SET TASK - Every record must be repeated exactly; omit any pictures they contain.

STORED RECORDS -
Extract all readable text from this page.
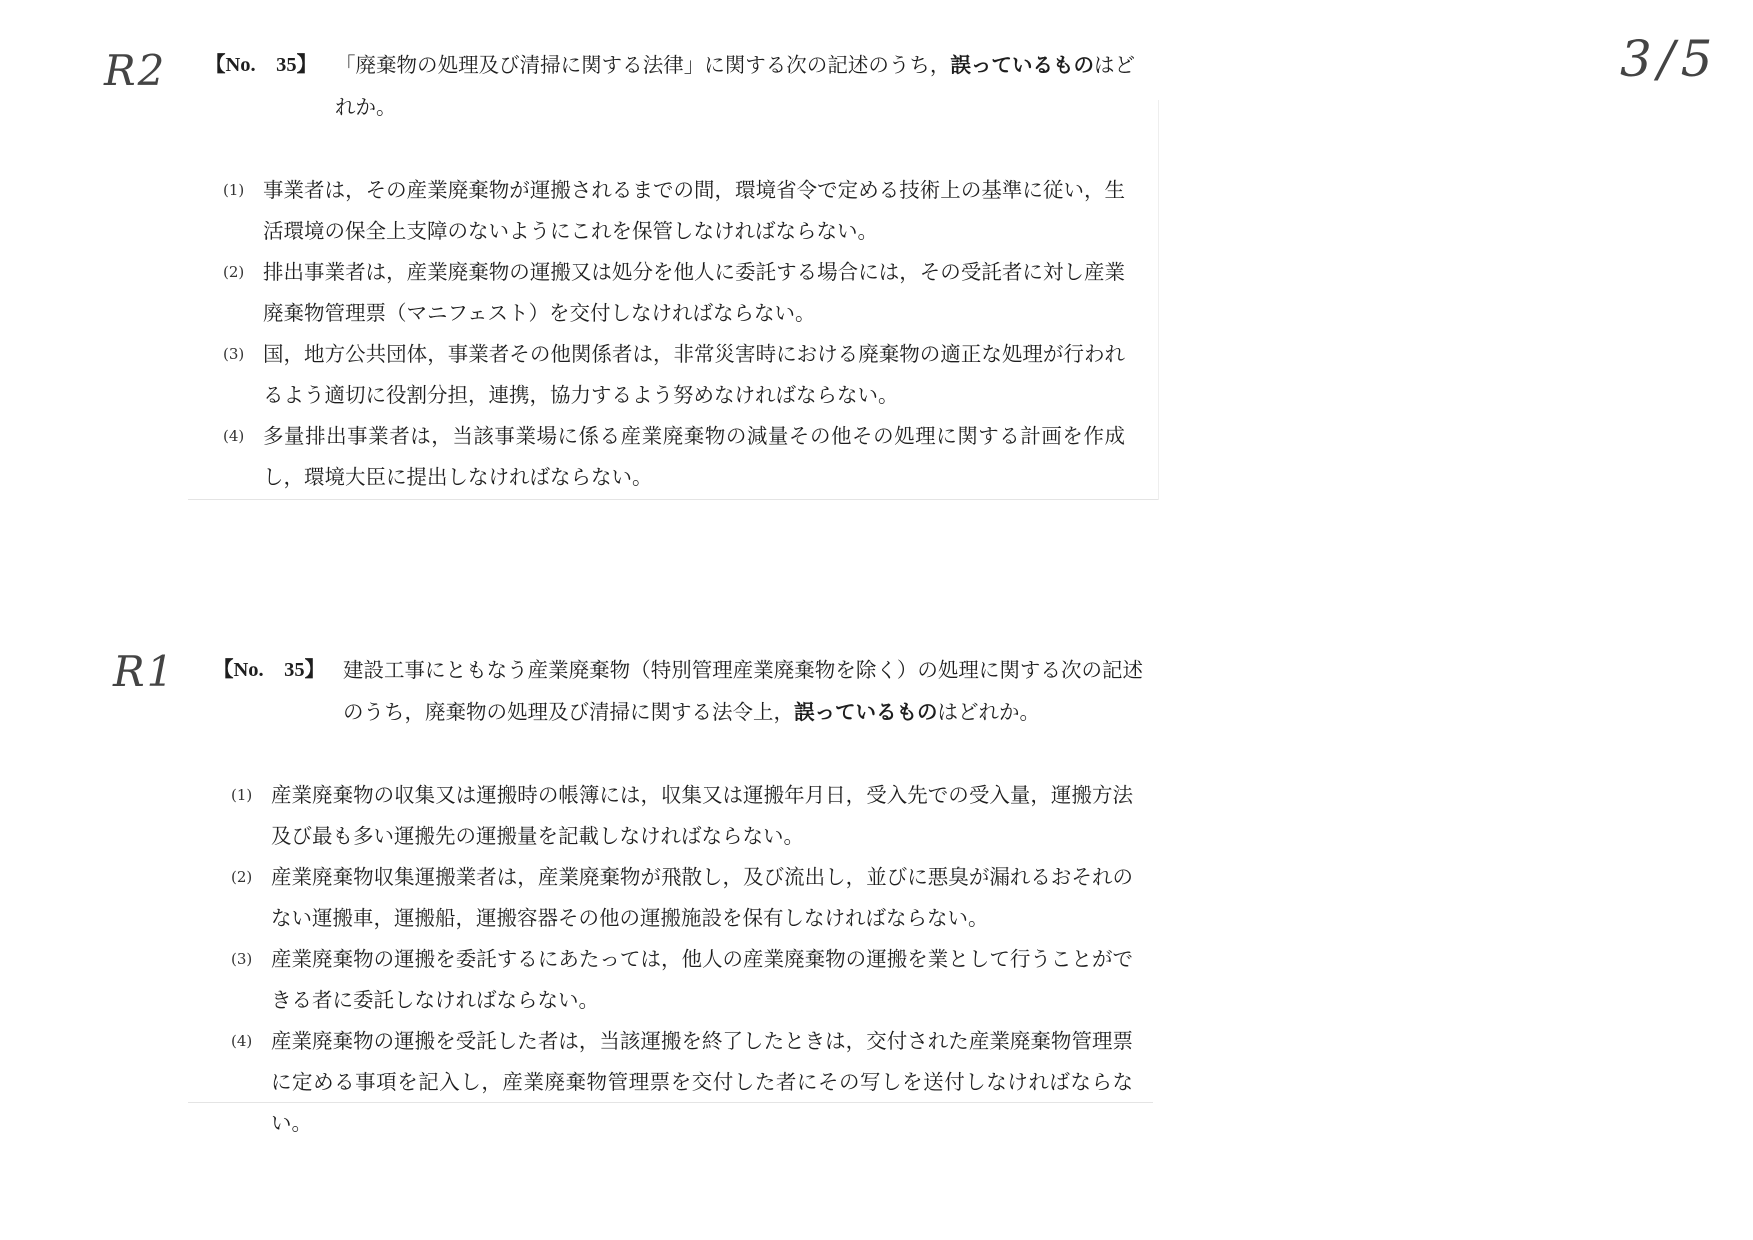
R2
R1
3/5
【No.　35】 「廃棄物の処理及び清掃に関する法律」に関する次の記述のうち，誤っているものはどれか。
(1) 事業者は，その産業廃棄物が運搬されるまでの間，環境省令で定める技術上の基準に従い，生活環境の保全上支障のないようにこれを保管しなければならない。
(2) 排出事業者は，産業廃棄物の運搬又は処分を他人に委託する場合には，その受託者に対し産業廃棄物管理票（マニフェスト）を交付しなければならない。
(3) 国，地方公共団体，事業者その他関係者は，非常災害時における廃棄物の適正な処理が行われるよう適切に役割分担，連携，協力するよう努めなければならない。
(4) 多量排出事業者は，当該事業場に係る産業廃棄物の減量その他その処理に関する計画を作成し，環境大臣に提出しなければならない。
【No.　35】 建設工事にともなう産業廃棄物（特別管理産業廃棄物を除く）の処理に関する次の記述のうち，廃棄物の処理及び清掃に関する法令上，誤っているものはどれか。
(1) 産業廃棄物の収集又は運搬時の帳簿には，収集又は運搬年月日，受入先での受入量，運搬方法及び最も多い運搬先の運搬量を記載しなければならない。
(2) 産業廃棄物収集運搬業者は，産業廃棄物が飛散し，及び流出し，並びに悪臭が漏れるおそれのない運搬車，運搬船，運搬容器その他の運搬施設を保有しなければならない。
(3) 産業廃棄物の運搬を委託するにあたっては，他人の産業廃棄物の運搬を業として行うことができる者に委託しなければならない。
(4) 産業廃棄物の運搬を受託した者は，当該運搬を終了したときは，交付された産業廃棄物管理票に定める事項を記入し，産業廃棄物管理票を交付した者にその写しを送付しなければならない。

EXERCISE OUTPUT -
Extract all readable text from this page.
R2
R1
3/5
【No.　35】 「廃棄物の処理及び清掃に関する法律」に関する次の記述のうち，誤っているものはどれか。
(1) 事業者は，その産業廃棄物が運搬されるまでの間，環境省令で定める技術上の基準に従い，生活環境の保全上支障のないようにこれを保管しなければならない。
(2) 排出事業者は，産業廃棄物の運搬又は処分を他人に委託する場合には，その受託者に対し産業廃棄物管理票（マニフェスト）を交付しなければならない。
(3) 国，地方公共団体，事業者その他関係者は，非常災害時における廃棄物の適正な処理が行われるよう適切に役割分担，連携，協力するよう努めなければならない。
(4) 多量排出事業者は，当該事業場に係る産業廃棄物の減量その他その処理に関する計画を作成し，環境大臣に提出しなければならない。
【No.　35】 建設工事にともなう産業廃棄物（特別管理産業廃棄物を除く）の処理に関する次の記述のうち，廃棄物の処理及び清掃に関する法令上，誤っているものはどれか。
(1) 産業廃棄物の収集又は運搬時の帳簿には，収集又は運搬年月日，受入先での受入量，運搬方法及び最も多い運搬先の運搬量を記載しなければならない。
(2) 産業廃棄物収集運搬業者は，産業廃棄物が飛散し，及び流出し，並びに悪臭が漏れるおそれのない運搬車，運搬船，運搬容器その他の運搬施設を保有しなければならない。
(3) 産業廃棄物の運搬を委託するにあたっては，他人の産業廃棄物の運搬を業として行うことができる者に委託しなければならない。
(4) 産業廃棄物の運搬を受託した者は，当該運搬を終了したときは，交付された産業廃棄物管理票に定める事項を記入し，産業廃棄物管理票を交付した者にその写しを送付しなければならない。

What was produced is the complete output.